** Begin **

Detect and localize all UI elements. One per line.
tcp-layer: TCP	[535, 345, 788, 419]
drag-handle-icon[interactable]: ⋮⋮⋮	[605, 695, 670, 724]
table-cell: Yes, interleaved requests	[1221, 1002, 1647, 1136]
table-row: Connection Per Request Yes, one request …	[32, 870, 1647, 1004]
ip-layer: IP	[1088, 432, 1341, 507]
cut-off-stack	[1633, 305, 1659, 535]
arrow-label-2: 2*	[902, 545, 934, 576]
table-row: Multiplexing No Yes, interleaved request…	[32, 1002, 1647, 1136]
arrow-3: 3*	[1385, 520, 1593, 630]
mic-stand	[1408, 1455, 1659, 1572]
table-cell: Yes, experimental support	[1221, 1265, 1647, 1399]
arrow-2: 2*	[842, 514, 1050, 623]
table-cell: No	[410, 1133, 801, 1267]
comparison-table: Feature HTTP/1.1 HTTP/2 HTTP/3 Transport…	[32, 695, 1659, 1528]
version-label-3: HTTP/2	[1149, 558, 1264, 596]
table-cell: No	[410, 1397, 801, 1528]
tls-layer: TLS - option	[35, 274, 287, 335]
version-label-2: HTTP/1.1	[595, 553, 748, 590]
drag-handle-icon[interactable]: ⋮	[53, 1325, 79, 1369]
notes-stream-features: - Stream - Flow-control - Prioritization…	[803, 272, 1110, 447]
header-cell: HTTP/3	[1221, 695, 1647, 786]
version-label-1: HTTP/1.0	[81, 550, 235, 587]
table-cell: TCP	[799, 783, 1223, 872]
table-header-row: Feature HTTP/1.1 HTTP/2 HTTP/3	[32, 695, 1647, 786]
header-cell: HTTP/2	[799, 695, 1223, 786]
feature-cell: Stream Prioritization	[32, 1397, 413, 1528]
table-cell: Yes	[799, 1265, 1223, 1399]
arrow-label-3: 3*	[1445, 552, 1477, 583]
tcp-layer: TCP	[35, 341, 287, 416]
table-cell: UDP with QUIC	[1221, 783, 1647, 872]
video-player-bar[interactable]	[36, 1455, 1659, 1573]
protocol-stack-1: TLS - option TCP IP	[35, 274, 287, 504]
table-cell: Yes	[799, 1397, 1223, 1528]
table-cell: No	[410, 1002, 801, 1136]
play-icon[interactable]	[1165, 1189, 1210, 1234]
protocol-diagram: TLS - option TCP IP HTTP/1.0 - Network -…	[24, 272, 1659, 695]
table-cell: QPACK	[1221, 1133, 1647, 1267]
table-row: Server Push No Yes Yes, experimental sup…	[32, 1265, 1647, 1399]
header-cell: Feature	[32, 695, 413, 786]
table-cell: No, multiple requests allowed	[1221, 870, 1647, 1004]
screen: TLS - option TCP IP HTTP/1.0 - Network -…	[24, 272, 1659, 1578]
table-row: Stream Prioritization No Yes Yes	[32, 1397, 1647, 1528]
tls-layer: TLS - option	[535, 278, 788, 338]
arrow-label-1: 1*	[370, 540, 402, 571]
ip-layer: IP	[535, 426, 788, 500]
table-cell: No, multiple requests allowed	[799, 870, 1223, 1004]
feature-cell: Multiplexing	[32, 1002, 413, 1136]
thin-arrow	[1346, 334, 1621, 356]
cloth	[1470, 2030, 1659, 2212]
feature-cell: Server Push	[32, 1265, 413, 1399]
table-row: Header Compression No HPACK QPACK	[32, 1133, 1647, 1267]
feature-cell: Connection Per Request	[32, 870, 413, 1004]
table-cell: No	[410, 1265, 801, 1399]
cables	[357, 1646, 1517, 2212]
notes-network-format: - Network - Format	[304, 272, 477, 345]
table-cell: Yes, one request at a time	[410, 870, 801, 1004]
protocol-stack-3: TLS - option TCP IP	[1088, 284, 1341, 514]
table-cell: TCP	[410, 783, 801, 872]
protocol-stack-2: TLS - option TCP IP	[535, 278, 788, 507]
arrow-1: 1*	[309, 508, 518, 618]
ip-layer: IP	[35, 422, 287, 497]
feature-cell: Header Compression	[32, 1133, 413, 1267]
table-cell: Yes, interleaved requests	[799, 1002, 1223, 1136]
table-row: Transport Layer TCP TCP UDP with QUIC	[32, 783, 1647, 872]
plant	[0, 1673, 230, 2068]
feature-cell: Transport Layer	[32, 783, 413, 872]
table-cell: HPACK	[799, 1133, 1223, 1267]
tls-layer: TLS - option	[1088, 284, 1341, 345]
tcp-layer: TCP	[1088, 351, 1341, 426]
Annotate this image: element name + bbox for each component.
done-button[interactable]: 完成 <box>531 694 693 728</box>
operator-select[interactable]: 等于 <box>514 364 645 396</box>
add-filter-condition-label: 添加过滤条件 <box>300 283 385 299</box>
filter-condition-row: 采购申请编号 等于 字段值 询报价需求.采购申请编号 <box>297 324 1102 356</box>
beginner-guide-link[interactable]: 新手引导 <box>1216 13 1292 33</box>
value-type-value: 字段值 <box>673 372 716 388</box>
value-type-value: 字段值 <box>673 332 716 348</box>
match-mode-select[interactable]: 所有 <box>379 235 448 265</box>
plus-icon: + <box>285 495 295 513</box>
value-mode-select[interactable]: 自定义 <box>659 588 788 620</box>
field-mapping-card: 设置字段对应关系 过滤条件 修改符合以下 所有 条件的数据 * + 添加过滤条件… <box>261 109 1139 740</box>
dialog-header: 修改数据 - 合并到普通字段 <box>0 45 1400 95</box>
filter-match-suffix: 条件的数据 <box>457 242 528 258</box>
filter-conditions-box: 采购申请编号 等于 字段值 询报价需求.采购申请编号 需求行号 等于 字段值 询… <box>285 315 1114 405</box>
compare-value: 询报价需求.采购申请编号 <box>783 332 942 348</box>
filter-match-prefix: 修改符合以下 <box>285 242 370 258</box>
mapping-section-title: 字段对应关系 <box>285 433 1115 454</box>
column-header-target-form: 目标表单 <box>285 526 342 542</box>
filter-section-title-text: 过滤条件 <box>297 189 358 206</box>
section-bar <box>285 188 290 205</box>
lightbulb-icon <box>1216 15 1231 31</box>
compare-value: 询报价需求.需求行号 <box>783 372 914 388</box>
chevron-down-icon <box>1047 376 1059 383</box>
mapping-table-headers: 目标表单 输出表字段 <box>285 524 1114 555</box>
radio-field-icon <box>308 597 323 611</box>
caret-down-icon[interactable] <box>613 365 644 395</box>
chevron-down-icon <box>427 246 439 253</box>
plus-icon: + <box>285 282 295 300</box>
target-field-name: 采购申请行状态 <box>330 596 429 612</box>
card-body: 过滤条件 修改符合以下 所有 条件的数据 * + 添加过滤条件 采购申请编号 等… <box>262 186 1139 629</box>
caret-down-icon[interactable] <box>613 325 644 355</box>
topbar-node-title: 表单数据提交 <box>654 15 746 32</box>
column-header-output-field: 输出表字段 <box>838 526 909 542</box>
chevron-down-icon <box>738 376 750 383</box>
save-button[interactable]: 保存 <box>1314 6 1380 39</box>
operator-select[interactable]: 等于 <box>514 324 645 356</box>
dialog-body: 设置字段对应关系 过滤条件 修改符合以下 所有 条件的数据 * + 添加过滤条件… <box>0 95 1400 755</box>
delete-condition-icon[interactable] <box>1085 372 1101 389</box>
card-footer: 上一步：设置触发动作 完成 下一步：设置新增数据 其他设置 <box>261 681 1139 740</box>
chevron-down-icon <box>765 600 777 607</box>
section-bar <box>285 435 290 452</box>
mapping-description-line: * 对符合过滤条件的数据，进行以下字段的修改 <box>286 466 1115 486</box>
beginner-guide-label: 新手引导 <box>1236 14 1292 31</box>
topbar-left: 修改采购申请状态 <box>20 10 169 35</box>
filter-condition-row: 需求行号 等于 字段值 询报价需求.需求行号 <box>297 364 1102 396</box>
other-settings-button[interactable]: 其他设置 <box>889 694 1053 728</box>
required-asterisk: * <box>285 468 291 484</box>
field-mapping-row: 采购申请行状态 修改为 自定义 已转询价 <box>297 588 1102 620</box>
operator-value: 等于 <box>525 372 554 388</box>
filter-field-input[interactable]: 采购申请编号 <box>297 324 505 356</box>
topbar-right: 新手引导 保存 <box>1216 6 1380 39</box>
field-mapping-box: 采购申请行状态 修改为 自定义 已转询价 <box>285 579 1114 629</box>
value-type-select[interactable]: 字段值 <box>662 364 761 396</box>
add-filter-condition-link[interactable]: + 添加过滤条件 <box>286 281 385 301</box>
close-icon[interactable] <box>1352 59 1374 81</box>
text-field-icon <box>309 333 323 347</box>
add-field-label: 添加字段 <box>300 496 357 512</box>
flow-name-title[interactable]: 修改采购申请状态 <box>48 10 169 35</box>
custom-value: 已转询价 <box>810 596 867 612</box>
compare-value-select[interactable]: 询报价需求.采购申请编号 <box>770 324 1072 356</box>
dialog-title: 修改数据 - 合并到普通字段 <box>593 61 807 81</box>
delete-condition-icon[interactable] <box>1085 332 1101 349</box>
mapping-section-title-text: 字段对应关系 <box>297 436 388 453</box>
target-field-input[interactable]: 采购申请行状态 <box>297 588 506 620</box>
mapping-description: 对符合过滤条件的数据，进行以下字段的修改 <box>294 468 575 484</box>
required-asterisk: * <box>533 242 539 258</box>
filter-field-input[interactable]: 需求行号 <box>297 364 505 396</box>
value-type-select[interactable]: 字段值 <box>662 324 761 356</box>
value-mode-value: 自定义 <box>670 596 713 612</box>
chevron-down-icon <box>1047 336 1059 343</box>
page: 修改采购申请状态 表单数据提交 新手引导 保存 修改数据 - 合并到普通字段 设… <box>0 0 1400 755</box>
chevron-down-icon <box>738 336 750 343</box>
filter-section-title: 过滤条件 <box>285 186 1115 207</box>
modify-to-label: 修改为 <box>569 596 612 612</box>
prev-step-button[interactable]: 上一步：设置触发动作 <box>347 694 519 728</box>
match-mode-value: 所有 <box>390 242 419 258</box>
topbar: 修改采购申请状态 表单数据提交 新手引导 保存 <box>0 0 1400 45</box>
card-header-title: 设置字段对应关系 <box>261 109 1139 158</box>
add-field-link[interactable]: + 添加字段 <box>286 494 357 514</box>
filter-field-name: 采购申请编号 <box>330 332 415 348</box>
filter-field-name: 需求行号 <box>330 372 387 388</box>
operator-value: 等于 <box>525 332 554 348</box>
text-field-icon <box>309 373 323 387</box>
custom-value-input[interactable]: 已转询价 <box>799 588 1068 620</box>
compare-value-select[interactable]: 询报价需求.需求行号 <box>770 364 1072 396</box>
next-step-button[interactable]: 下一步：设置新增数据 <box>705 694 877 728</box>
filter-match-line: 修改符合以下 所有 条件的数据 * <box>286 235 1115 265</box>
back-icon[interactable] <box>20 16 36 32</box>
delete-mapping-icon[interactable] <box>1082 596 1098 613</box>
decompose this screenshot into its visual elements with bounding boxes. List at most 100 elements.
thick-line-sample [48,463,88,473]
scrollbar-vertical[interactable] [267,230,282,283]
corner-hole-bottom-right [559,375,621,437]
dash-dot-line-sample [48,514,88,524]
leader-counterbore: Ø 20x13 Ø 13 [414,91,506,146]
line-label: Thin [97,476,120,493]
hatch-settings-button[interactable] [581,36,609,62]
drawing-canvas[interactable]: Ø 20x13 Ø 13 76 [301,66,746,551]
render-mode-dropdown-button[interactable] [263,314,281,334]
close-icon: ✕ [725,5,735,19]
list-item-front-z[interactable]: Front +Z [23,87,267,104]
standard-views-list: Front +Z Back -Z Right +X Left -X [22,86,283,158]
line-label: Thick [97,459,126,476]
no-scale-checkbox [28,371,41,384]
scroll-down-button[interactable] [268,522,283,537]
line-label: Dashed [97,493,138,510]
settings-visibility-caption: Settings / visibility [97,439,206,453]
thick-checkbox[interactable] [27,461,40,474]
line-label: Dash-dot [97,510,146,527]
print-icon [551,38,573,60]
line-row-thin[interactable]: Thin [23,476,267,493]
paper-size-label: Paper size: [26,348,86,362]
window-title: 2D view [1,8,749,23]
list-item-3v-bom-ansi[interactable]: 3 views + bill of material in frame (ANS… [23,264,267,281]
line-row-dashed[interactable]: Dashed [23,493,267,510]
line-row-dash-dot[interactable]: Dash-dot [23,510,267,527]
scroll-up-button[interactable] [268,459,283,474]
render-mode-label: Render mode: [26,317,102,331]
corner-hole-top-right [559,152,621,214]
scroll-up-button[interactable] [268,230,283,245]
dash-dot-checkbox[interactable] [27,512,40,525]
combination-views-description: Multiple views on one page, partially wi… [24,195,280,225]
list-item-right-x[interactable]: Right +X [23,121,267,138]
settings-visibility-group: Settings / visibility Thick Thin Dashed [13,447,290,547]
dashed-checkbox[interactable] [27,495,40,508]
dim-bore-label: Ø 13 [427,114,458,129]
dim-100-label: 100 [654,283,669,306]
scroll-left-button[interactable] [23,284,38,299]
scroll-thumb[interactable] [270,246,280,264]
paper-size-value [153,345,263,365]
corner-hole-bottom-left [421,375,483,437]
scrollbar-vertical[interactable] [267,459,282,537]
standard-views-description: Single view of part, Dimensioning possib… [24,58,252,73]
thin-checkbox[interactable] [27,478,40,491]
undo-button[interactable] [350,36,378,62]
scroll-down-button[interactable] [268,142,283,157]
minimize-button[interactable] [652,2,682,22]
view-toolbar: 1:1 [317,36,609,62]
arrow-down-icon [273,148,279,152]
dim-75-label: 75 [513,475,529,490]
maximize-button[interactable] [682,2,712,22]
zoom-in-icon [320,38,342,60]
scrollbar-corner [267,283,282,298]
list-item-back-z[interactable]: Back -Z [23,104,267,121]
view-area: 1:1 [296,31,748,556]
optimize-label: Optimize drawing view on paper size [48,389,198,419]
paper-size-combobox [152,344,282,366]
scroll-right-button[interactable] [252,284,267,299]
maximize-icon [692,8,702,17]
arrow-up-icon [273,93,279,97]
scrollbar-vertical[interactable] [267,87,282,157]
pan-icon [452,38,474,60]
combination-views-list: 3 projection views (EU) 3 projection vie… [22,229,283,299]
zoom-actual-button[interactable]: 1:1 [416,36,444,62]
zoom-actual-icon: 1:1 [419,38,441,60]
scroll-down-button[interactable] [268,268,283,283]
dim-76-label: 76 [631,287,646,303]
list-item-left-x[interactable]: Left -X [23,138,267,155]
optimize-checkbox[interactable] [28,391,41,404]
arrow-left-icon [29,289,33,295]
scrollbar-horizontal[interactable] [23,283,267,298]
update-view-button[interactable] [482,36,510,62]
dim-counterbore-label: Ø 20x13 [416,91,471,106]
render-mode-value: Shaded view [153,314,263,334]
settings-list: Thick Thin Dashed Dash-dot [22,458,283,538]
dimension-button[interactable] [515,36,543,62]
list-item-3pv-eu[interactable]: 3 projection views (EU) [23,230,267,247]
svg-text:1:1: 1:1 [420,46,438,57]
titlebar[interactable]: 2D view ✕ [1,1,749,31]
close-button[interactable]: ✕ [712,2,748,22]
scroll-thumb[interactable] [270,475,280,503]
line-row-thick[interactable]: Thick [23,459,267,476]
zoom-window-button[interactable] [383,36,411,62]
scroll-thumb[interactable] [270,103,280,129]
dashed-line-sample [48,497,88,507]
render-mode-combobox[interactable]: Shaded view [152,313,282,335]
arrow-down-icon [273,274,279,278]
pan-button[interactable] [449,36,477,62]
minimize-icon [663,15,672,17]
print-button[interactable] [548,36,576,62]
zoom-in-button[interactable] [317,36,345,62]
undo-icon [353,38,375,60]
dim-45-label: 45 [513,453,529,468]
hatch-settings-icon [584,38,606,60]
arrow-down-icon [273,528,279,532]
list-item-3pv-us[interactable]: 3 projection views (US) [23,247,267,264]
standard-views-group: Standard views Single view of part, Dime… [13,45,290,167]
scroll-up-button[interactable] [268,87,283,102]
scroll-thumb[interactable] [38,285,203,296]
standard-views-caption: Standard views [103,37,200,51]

** End **

◆ **What to work on**: Write out the records line for line, starting with the first line and ending after the line that contains "1133, 801, 1267]".

◆ **Exercise answer**:
Detect and localize all UI elements. One per line.
tcp-layer: TCP	[535, 345, 788, 419]
drag-handle-icon[interactable]: ⋮⋮⋮	[605, 695, 670, 724]
table-cell: Yes, interleaved requests	[1221, 1002, 1647, 1136]
table-row: Connection Per Request Yes, one request …	[32, 870, 1647, 1004]
ip-layer: IP	[1088, 432, 1341, 507]
cut-off-stack	[1633, 305, 1659, 535]
arrow-label-2: 2*	[902, 545, 934, 576]
table-row: Multiplexing No Yes, interleaved request…	[32, 1002, 1647, 1136]
arrow-3: 3*	[1385, 520, 1593, 630]
mic-stand	[1408, 1455, 1659, 1572]
table-cell: Yes, experimental support	[1221, 1265, 1647, 1399]
arrow-2: 2*	[842, 514, 1050, 623]
table-cell: No	[410, 1133, 801, 1267]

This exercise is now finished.